» REQUIRED WORK: Check every line below for the string "Tafa", and copy the lines that contain it.

» Rows from a figure dataset:
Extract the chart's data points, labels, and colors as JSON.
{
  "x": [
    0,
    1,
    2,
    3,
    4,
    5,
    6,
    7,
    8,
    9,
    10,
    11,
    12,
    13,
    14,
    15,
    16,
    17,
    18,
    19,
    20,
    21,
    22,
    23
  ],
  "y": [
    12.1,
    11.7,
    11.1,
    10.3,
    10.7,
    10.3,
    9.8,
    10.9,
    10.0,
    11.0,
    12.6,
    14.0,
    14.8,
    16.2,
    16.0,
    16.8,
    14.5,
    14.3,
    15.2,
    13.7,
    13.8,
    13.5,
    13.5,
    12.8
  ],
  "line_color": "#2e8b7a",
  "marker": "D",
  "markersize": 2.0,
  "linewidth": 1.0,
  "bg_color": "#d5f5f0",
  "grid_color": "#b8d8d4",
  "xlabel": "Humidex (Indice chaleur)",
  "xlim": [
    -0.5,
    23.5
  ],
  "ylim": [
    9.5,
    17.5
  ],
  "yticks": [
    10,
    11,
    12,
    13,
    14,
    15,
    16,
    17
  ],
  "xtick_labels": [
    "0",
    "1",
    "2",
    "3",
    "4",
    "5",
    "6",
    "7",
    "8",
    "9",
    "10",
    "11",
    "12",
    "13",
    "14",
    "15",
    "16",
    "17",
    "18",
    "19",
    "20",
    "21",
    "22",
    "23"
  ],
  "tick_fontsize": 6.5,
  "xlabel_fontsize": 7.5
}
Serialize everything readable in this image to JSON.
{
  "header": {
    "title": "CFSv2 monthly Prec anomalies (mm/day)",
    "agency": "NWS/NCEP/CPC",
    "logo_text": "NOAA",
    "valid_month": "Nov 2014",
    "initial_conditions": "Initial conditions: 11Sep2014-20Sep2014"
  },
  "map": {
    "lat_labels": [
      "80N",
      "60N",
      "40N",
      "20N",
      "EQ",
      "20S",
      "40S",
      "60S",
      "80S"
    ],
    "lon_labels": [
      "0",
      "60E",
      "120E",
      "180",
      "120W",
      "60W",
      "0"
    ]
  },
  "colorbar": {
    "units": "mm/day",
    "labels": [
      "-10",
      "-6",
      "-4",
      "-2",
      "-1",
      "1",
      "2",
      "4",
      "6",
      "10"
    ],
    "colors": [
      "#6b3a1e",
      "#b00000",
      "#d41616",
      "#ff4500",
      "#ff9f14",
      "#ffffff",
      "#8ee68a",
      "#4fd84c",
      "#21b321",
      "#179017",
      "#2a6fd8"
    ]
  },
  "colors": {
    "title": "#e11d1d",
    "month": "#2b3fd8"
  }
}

---

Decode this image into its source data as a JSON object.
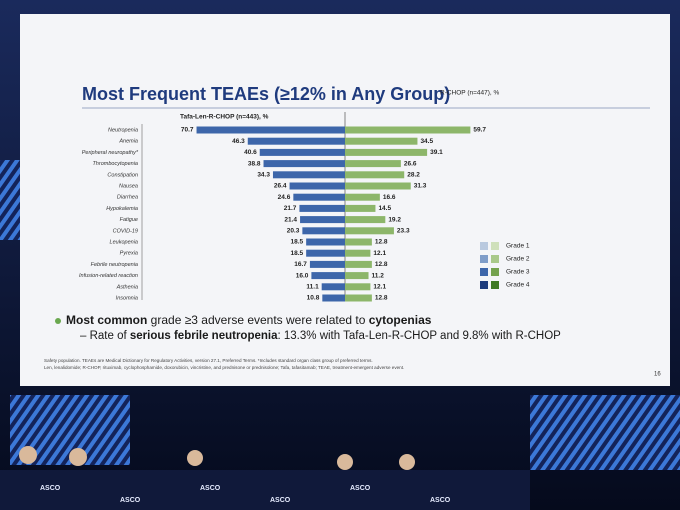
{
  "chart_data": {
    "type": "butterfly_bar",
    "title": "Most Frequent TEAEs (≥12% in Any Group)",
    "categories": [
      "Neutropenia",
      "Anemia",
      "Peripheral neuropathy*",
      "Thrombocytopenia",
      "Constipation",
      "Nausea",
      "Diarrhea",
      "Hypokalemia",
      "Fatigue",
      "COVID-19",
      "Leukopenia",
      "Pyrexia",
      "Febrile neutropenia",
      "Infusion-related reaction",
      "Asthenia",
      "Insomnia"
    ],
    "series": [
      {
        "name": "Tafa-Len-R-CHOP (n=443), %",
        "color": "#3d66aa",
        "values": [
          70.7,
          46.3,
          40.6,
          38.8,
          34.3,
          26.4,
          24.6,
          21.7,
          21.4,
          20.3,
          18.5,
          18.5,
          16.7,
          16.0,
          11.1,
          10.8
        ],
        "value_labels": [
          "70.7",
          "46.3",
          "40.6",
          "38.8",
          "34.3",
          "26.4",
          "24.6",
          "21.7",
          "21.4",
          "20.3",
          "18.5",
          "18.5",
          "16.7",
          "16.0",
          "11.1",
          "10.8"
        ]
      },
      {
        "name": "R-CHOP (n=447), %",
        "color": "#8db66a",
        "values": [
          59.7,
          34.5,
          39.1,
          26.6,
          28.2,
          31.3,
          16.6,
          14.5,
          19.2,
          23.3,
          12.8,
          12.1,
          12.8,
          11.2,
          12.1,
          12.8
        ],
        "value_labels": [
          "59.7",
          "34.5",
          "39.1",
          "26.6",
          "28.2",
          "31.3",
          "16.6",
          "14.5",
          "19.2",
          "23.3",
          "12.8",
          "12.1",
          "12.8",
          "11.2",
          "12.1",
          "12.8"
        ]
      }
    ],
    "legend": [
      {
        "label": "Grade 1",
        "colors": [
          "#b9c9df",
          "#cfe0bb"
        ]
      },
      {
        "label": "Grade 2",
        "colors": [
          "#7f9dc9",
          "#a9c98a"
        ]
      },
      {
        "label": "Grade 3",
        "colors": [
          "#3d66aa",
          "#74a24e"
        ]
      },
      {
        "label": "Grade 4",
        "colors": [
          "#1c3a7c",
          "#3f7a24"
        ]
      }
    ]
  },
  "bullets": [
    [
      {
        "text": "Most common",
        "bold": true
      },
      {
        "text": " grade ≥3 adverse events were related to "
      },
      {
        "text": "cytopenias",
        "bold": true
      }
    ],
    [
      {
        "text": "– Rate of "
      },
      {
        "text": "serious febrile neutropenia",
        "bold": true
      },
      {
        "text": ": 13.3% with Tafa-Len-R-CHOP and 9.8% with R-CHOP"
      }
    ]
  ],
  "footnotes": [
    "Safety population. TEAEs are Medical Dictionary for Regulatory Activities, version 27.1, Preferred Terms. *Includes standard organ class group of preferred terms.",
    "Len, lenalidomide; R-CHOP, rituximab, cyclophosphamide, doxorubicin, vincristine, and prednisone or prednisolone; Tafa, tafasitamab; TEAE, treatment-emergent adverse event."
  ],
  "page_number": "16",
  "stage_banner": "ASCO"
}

» SOLUTION TO THIS PROBLEM:
        "name": "Tafa-Len-R-CHOP (n=443), %",
        "text": ": 13.3% with Tafa-Len-R-CHOP and 9.8% with R-CHOP"
    "Len, lenalidomide; R-CHOP, rituximab, cyclophosphamide, doxorubicin, vincristine, and prednisone or prednisolone; Tafa, tafasitamab; TEAE, treatment-emergent adverse event."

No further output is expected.